■ Exercise details ■
Gather the lines that hold the string "eigenen".

Stored records
** BEGIN **

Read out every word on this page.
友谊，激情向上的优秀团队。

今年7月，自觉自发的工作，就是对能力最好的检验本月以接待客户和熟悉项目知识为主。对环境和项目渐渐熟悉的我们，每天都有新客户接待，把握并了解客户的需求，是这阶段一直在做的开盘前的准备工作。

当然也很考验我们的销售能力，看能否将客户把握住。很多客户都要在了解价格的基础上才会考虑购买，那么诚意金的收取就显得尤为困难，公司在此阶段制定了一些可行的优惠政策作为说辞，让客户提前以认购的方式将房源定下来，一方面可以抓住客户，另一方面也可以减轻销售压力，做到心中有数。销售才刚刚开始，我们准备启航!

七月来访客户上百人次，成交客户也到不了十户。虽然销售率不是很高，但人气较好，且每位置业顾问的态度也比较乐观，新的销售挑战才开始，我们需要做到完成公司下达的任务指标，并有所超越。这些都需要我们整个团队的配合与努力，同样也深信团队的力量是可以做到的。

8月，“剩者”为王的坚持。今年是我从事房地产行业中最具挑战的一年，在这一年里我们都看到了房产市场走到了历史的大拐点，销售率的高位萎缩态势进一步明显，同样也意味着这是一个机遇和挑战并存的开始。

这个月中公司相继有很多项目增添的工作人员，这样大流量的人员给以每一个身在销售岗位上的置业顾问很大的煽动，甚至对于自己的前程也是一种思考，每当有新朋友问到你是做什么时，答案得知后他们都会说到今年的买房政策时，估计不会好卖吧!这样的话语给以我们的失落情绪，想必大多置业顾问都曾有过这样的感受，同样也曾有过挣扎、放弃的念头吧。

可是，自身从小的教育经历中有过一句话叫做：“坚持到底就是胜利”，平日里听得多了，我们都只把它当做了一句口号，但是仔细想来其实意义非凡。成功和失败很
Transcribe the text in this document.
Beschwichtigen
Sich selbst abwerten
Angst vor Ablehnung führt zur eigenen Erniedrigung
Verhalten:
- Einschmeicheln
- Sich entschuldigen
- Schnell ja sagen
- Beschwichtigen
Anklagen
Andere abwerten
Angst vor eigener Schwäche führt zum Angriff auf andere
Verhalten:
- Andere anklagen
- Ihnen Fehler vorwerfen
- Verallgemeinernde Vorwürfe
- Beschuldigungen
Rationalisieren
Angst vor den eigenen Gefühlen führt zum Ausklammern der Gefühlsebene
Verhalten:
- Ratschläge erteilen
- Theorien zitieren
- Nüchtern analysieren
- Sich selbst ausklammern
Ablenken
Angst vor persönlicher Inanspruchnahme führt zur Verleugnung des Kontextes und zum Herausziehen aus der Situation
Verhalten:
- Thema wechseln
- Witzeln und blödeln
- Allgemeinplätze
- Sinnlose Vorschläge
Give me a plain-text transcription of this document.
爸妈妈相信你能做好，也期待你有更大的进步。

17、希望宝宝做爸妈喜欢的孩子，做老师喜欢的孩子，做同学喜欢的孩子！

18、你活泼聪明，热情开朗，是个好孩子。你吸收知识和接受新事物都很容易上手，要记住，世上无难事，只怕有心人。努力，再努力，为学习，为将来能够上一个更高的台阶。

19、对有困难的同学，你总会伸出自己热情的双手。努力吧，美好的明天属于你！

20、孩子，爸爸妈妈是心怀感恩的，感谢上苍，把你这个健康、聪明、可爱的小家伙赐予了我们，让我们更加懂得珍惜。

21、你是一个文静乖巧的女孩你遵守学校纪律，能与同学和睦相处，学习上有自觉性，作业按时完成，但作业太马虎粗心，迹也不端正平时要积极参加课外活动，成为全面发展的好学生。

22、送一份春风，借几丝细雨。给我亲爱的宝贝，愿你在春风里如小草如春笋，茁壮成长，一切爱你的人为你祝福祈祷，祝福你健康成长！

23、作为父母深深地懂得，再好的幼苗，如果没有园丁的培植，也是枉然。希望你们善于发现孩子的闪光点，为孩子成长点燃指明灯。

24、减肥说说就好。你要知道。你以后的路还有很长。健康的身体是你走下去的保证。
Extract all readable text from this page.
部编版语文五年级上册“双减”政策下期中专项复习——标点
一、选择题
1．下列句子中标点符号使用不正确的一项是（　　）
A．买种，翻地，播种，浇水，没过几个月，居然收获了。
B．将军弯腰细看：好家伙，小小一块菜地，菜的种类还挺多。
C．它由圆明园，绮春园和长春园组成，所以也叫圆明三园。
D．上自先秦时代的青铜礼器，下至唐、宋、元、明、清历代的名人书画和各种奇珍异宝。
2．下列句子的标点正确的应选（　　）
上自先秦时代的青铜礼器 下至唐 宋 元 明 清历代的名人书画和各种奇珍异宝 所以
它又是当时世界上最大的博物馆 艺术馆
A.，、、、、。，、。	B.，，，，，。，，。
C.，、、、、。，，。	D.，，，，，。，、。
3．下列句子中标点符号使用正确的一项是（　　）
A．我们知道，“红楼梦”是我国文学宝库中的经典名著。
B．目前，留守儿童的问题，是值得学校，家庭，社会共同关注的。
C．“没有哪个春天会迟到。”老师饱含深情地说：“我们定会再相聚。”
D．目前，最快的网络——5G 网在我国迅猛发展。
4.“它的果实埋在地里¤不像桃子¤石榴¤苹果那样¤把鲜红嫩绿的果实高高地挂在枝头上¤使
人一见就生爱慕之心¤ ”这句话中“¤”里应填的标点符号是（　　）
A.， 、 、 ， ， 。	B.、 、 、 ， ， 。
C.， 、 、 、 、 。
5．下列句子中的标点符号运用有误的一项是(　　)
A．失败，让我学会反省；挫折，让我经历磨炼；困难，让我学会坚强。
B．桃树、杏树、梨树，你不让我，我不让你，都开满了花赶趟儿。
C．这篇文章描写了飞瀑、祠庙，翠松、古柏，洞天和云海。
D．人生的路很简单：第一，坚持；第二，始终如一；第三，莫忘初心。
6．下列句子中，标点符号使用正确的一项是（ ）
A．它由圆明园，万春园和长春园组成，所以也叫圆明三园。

** END **

■ Answer to this exercise ■
Angst vor Ablehnung führt zur eigenen Erniedrigung
Angst vor den eigenen Gefühlen führt zum Ausklammern der Gefühlsebene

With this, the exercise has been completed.